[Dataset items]
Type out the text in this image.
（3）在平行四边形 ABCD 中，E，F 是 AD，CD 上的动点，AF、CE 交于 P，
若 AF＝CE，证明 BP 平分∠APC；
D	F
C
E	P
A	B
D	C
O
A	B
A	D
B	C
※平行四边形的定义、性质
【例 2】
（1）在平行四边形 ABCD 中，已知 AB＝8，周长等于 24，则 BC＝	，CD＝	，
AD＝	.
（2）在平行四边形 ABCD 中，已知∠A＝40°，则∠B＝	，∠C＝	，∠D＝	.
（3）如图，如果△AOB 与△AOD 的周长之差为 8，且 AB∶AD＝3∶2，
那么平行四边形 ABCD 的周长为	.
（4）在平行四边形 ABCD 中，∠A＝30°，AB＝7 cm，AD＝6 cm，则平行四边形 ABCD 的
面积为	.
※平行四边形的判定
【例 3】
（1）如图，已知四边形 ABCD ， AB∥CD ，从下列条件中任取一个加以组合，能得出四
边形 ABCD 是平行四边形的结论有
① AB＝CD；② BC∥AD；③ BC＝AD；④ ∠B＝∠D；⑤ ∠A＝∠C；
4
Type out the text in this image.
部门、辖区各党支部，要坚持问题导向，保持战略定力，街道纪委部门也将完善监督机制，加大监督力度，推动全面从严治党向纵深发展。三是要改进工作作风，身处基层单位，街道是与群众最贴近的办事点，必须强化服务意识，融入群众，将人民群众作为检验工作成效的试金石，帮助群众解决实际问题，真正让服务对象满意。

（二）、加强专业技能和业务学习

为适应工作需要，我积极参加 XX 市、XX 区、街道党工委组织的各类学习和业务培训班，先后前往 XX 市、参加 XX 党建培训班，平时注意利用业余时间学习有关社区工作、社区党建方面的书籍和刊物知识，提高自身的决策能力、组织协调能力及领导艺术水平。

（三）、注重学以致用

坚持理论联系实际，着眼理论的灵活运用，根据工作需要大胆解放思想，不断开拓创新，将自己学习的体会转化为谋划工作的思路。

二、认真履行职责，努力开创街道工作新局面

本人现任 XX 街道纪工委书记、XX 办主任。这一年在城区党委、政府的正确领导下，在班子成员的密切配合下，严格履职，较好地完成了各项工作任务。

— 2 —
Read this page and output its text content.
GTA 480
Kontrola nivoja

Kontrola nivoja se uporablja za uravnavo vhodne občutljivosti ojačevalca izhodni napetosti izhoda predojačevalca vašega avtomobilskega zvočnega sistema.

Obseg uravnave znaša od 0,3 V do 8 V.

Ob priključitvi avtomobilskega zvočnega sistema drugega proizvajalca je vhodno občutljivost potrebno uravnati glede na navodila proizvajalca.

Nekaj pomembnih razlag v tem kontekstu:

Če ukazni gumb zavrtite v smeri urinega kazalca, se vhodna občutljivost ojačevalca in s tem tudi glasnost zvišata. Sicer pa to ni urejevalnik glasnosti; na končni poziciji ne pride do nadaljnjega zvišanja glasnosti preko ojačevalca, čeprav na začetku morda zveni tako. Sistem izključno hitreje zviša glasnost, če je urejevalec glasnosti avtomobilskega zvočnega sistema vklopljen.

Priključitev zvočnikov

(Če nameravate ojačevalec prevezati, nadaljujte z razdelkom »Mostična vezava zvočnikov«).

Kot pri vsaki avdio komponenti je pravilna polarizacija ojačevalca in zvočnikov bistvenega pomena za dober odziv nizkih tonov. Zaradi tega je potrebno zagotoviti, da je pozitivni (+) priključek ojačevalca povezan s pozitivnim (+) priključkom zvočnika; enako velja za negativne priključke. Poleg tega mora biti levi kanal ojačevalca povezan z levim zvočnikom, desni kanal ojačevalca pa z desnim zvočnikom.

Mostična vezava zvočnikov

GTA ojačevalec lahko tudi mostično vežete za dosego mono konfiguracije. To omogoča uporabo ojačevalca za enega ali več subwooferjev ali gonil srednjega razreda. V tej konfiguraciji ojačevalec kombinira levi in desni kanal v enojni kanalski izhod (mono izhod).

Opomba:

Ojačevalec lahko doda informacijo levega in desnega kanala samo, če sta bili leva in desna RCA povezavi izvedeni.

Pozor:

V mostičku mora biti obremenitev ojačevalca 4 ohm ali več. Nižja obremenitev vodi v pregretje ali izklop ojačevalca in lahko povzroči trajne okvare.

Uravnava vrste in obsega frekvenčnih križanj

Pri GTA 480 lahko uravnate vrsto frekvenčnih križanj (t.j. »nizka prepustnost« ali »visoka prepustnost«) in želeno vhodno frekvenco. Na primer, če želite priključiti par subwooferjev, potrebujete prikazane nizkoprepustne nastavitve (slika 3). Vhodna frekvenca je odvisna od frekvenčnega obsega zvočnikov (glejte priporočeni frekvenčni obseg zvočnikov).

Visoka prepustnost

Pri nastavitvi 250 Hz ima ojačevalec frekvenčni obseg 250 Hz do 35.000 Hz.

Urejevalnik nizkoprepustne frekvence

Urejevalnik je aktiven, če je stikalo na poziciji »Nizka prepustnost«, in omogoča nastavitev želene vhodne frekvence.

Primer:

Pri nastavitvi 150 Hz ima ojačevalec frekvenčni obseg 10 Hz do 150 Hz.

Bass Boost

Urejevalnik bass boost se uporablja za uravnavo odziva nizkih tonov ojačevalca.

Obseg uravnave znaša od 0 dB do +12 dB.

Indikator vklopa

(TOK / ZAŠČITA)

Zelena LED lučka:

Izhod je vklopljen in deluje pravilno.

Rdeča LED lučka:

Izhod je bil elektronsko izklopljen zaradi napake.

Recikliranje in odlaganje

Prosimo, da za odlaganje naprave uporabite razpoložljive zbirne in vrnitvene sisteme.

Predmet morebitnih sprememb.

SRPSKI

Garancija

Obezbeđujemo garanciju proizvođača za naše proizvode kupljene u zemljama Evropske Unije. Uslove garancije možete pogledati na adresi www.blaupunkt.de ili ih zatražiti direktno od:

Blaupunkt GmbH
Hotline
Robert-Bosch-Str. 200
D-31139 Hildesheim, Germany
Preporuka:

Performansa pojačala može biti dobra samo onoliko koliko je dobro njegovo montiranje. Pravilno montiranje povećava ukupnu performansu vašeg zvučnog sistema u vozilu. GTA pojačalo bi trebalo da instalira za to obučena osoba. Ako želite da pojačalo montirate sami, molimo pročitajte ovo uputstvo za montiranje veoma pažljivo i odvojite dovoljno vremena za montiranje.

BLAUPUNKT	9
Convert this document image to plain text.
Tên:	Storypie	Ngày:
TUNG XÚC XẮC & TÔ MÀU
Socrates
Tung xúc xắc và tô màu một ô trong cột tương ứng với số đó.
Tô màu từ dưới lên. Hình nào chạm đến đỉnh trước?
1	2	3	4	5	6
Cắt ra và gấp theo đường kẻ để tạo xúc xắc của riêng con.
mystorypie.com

● BRIEF:
Every entry needs to be retyped exactly.

● ANSWER TO THIS EXERCISE:
Type out the text in this image.
（3）在平行四边形 ABCD 中，E，F 是 AD，CD 上的动点，AF、CE 交于 P，
若 AF＝CE，证明 BP 平分∠APC；
D	F
C
E	P
A	B
D	C
O
A	B
A	D
B	C
※平行四边形的定义、性质
【例 2】
（1）在平行四边形 ABCD 中，已知 AB＝8，周长等于 24，则 BC＝	，CD＝	，
AD＝	.
（2）在平行四边形 ABCD 中，已知∠A＝40°，则∠B＝	，∠C＝	，∠D＝	.
（3）如图，如果△AOB 与△AOD 的周长之差为 8，且 AB∶AD＝3∶2，
那么平行四边形 ABCD 的周长为	.
（4）在平行四边形 ABCD 中，∠A＝30°，AB＝7 cm，AD＝6 cm，则平行四边形 ABCD 的
面积为	.
※平行四边形的判定
【例 3】
（1）如图，已知四边形 ABCD ， AB∥CD ，从下列条件中任取一个加以组合，能得出四
边形 ABCD 是平行四边形的结论有
① AB＝CD；② BC∥AD；③ BC＝AD；④ ∠B＝∠D；⑤ ∠A＝∠C；
4
Type out the text in this image.
部门、辖区各党支部，要坚持问题导向，保持战略定力，街道纪委部门也将完善监督机制，加大监督力度，推动全面从严治党向纵深发展。三是要改进工作作风，身处基层单位，街道是与群众最贴近的办事点，必须强化服务意识，融入群众，将人民群众作为检验工作成效的试金石，帮助群众解决实际问题，真正让服务对象满意。

（二）、加强专业技能和业务学习

为适应工作需要，我积极参加 XX 市、XX 区、街道党工委组织的各类学习和业务培训班，先后前往 XX 市、参加 XX 党建培训班，平时注意利用业余时间学习有关社区工作、社区党建方面的书籍和刊物知识，提高自身的决策能力、组织协调能力及领导艺术水平。

（三）、注重学以致用

坚持理论联系实际，着眼理论的灵活运用，根据工作需要大胆解放思想，不断开拓创新，将自己学习的体会转化为谋划工作的思路。

二、认真履行职责，努力开创街道工作新局面

本人现任 XX 街道纪工委书记、XX 办主任。这一年在城区党委、政府的正确领导下，在班子成员的密切配合下，严格履职，较好地完成了各项工作任务。

— 2 —
Read this page and output its text content.
GTA 480
Kontrola nivoja

Kontrola nivoja se uporablja za uravnavo vhodne občutljivosti ojačevalca izhodni napetosti izhoda predojačevalca vašega avtomobilskega zvočnega sistema.

Obseg uravnave znaša od 0,3 V do 8 V.

Ob priključitvi avtomobilskega zvočnega sistema drugega proizvajalca je vhodno občutljivost potrebno uravnati glede na navodila proizvajalca.

Nekaj pomembnih razlag v tem kontekstu:

Če ukazni gumb zavrtite v smeri urinega kazalca, se vhodna občutljivost ojačevalca in s tem tudi glasnost zvišata. Sicer pa to ni urejevalnik glasnosti; na končni poziciji ne pride do nadaljnjega zvišanja glasnosti preko ojačevalca, čeprav na začetku morda zveni tako. Sistem izključno hitreje zviša glasnost, če je urejevalec glasnosti avtomobilskega zvočnega sistema vklopljen.

Priključitev zvočnikov

(Če nameravate ojačevalec prevezati, nadaljujte z razdelkom »Mostična vezava zvočnikov«).

Kot pri vsaki avdio komponenti je pravilna polarizacija ojačevalca in zvočnikov bistvenega pomena za dober odziv nizkih tonov. Zaradi tega je potrebno zagotoviti, da je pozitivni (+) priključek ojačevalca povezan s pozitivnim (+) priključkom zvočnika; enako velja za negativne priključke. Poleg tega mora biti levi kanal ojačevalca povezan z levim zvočnikom, desni kanal ojačevalca pa z desnim zvočnikom.

Mostična vezava zvočnikov

GTA ojačevalec lahko tudi mostično vežete za dosego mono konfiguracije. To omogoča uporabo ojačevalca za enega ali več subwooferjev ali gonil srednjega razreda. V tej konfiguraciji ojačevalec kombinira levi in desni kanal v enojni kanalski izhod (mono izhod).

Opomba:

Ojačevalec lahko doda informacijo levega in desnega kanala samo, če sta bili leva in desna RCA povezavi izvedeni.

Pozor:

V mostičku mora biti obremenitev ojačevalca 4 ohm ali več. Nižja obremenitev vodi v pregretje ali izklop ojačevalca in lahko povzroči trajne okvare.

Uravnava vrste in obsega frekvenčnih križanj

Pri GTA 480 lahko uravnate vrsto frekvenčnih križanj (t.j. »nizka prepustnost« ali »visoka prepustnost«) in želeno vhodno frekvenco. Na primer, če želite priključiti par subwooferjev, potrebujete prikazane nizkoprepustne nastavitve (slika 3). Vhodna frekvenca je odvisna od frekvenčnega obsega zvočnikov (glejte priporočeni frekvenčni obseg zvočnikov).

Visoka prepustnost

Pri nastavitvi 250 Hz ima ojačevalec frekvenčni obseg 250 Hz do 35.000 Hz.

Urejevalnik nizkoprepustne frekvence

Urejevalnik je aktiven, če je stikalo na poziciji »Nizka prepustnost«, in omogoča nastavitev želene vhodne frekvence.

Primer:

Pri nastavitvi 150 Hz ima ojačevalec frekvenčni obseg 10 Hz do 150 Hz.

Bass Boost

Urejevalnik bass boost se uporablja za uravnavo odziva nizkih tonov ojačevalca.

Obseg uravnave znaša od 0 dB do +12 dB.

Indikator vklopa

(TOK / ZAŠČITA)

Zelena LED lučka:

Izhod je vklopljen in deluje pravilno.

Rdeča LED lučka:

Izhod je bil elektronsko izklopljen zaradi napake.

Recikliranje in odlaganje

Prosimo, da za odlaganje naprave uporabite razpoložljive zbirne in vrnitvene sisteme.

Predmet morebitnih sprememb.

SRPSKI

Garancija

Obezbeđujemo garanciju proizvođača za naše proizvode kupljene u zemljama Evropske Unije. Uslove garancije možete pogledati na adresi www.blaupunkt.de ili ih zatražiti direktno od:

Blaupunkt GmbH
Hotline
Robert-Bosch-Str. 200
D-31139 Hildesheim, Germany
Preporuka:

Performansa pojačala može biti dobra samo onoliko koliko je dobro njegovo montiranje. Pravilno montiranje povećava ukupnu performansu vašeg zvučnog sistema u vozilu. GTA pojačalo bi trebalo da instalira za to obučena osoba. Ako želite da pojačalo montirate sami, molimo pročitajte ovo uputstvo za montiranje veoma pažljivo i odvojite dovoljno vremena za montiranje.

BLAUPUNKT	9
Convert this document image to plain text.
Tên:	Storypie	Ngày:
TUNG XÚC XẮC & TÔ MÀU
Socrates
Tung xúc xắc và tô màu một ô trong cột tương ứng với số đó.
Tô màu từ dưới lên. Hình nào chạm đến đỉnh trước?
1	2	3	4	5	6
Cắt ra và gấp theo đường kẻ để tạo xúc xắc của riêng con.
mystorypie.com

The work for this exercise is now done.